Exercise materials:
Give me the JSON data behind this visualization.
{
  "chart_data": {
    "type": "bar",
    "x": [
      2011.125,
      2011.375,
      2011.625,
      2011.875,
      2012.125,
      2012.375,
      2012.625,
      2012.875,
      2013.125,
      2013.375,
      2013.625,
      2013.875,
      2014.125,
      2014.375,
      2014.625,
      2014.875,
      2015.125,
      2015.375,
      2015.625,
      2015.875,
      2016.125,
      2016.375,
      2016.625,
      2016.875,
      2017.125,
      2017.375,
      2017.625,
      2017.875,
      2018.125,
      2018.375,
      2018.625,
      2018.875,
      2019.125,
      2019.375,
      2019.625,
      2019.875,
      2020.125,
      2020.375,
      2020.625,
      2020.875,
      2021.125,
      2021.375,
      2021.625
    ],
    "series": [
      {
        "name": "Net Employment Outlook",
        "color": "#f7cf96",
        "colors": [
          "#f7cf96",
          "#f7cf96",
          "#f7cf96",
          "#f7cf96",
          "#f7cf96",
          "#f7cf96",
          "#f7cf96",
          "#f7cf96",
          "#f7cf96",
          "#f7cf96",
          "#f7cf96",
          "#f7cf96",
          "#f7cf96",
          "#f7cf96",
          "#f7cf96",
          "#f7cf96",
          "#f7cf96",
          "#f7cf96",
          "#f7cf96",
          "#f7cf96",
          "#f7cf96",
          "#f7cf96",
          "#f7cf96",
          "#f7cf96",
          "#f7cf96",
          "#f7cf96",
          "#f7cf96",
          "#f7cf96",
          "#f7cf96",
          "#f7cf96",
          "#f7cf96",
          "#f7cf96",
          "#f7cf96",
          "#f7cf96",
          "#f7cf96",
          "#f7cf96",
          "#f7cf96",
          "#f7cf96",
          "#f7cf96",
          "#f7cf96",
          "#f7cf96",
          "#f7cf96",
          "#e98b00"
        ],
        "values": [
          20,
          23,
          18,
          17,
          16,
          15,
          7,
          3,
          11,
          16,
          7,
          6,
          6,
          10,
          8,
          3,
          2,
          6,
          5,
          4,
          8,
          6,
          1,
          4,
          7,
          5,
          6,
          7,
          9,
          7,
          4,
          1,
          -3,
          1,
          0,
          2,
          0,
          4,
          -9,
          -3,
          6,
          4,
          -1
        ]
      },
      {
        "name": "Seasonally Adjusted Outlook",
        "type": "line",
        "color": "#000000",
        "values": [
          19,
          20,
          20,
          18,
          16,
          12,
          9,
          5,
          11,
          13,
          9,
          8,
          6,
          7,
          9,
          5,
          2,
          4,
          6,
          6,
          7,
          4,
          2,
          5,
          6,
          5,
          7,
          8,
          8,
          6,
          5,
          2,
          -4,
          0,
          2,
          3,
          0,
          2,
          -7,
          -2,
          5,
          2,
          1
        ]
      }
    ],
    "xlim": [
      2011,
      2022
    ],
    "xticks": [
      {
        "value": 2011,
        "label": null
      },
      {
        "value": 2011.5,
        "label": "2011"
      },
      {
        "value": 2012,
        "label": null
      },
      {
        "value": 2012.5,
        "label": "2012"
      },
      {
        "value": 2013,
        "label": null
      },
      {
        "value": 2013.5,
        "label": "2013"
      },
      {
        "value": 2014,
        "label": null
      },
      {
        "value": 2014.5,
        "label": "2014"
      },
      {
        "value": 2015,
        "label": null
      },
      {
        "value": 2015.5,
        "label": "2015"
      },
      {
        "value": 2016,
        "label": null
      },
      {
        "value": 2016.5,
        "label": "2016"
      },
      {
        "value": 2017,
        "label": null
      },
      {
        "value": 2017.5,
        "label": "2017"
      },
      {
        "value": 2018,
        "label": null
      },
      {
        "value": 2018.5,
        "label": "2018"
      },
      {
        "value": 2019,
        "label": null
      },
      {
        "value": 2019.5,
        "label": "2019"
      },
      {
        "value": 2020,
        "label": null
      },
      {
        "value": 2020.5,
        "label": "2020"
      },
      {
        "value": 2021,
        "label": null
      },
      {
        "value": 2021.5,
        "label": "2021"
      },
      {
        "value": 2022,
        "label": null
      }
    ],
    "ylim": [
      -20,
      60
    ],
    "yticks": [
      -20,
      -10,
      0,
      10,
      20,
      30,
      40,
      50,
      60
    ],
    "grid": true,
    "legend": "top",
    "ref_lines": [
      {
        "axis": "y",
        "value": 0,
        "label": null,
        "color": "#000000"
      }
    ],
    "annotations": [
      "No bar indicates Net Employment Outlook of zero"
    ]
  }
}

Exercise objective: Write out the whole listing exactly.

Answer to this exercise:
Give me the JSON data behind this visualization.
{
  "chart_data": {
    "type": "bar",
    "x": [
      2011.125,
      2011.375,
      2011.625,
      2011.875,
      2012.125,
      2012.375,
      2012.625,
      2012.875,
      2013.125,
      2013.375,
      2013.625,
      2013.875,
      2014.125,
      2014.375,
      2014.625,
      2014.875,
      2015.125,
      2015.375,
      2015.625,
      2015.875,
      2016.125,
      2016.375,
      2016.625,
      2016.875,
      2017.125,
      2017.375,
      2017.625,
      2017.875,
      2018.125,
      2018.375,
      2018.625,
      2018.875,
      2019.125,
      2019.375,
      2019.625,
      2019.875,
      2020.125,
      2020.375,
      2020.625,
      2020.875,
      2021.125,
      2021.375,
      2021.625
    ],
    "series": [
      {
        "name": "Net Employment Outlook",
        "color": "#f7cf96",
        "colors": [
          "#f7cf96",
          "#f7cf96",
          "#f7cf96",
          "#f7cf96",
          "#f7cf96",
          "#f7cf96",
          "#f7cf96",
          "#f7cf96",
          "#f7cf96",
          "#f7cf96",
          "#f7cf96",
          "#f7cf96",
          "#f7cf96",
          "#f7cf96",
          "#f7cf96",
          "#f7cf96",
          "#f7cf96",
          "#f7cf96",
          "#f7cf96",
          "#f7cf96",
          "#f7cf96",
          "#f7cf96",
          "#f7cf96",
          "#f7cf96",
          "#f7cf96",
          "#f7cf96",
          "#f7cf96",
          "#f7cf96",
          "#f7cf96",
          "#f7cf96",
          "#f7cf96",
          "#f7cf96",
          "#f7cf96",
          "#f7cf96",
          "#f7cf96",
          "#f7cf96",
          "#f7cf96",
          "#f7cf96",
          "#f7cf96",
          "#f7cf96",
          "#f7cf96",
          "#f7cf96",
          "#e98b00"
        ],
        "values": [
          20,
          23,
          18,
          17,
          16,
          15,
          7,
          3,
          11,
          16,
          7,
          6,
          6,
          10,
          8,
          3,
          2,
          6,
          5,
          4,
          8,
          6,
          1,
          4,
          7,
          5,
          6,
          7,
          9,
          7,
          4,
          1,
          -3,
          1,
          0,
          2,
          0,
          4,
          -9,
          -3,
          6,
          4,
          -1
        ]
      },
      {
        "name": "Seasonally Adjusted Outlook",
        "type": "line",
        "color": "#000000",
        "values": [
          19,
          20,
          20,
          18,
          16,
          12,
          9,
          5,
          11,
          13,
          9,
          8,
          6,
          7,
          9,
          5,
          2,
          4,
          6,
          6,
          7,
          4,
          2,
          5,
          6,
          5,
          7,
          8,
          8,
          6,
          5,
          2,
          -4,
          0,
          2,
          3,
          0,
          2,
          -7,
          -2,
          5,
          2,
          1
        ]
      }
    ],
    "xlim": [
      2011,
      2022
    ],
    "xticks": [
      {
        "value": 2011,
        "label": null
      },
      {
        "value": 2011.5,
        "label": "2011"
      },
      {
        "value": 2012,
        "label": null
      },
      {
        "value": 2012.5,
        "label": "2012"
      },
      {
        "value": 2013,
        "label": null
      },
      {
        "value": 2013.5,
        "label": "2013"
      },
      {
        "value": 2014,
        "label": null
      },
      {
        "value": 2014.5,
        "label": "2014"
      },
      {
        "value": 2015,
        "label": null
      },
      {
        "value": 2015.5,
        "label": "2015"
      },
      {
        "value": 2016,
        "label": null
      },
      {
        "value": 2016.5,
        "label": "2016"
      },
      {
        "value": 2017,
        "label": null
      },
      {
        "value": 2017.5,
        "label": "2017"
      },
      {
        "value": 2018,
        "label": null
      },
      {
        "value": 2018.5,
        "label": "2018"
      },
      {
        "value": 2019,
        "label": null
      },
      {
        "value": 2019.5,
        "label": "2019"
      },
      {
        "value": 2020,
        "label": null
      },
      {
        "value": 2020.5,
        "label": "2020"
      },
      {
        "value": 2021,
        "label": null
      },
      {
        "value": 2021.5,
        "label": "2021"
      },
      {
        "value": 2022,
        "label": null
      }
    ],
    "ylim": [
      -20,
      60
    ],
    "yticks": [
      -20,
      -10,
      0,
      10,
      20,
      30,
      40,
      50,
      60
    ],
    "grid": true,
    "legend": "top",
    "ref_lines": [
      {
        "axis": "y",
        "value": 0,
        "label": null,
        "color": "#000000"
      }
    ],
    "annotations": [
      "No bar indicates Net Employment Outlook of zero"
    ]
  }
}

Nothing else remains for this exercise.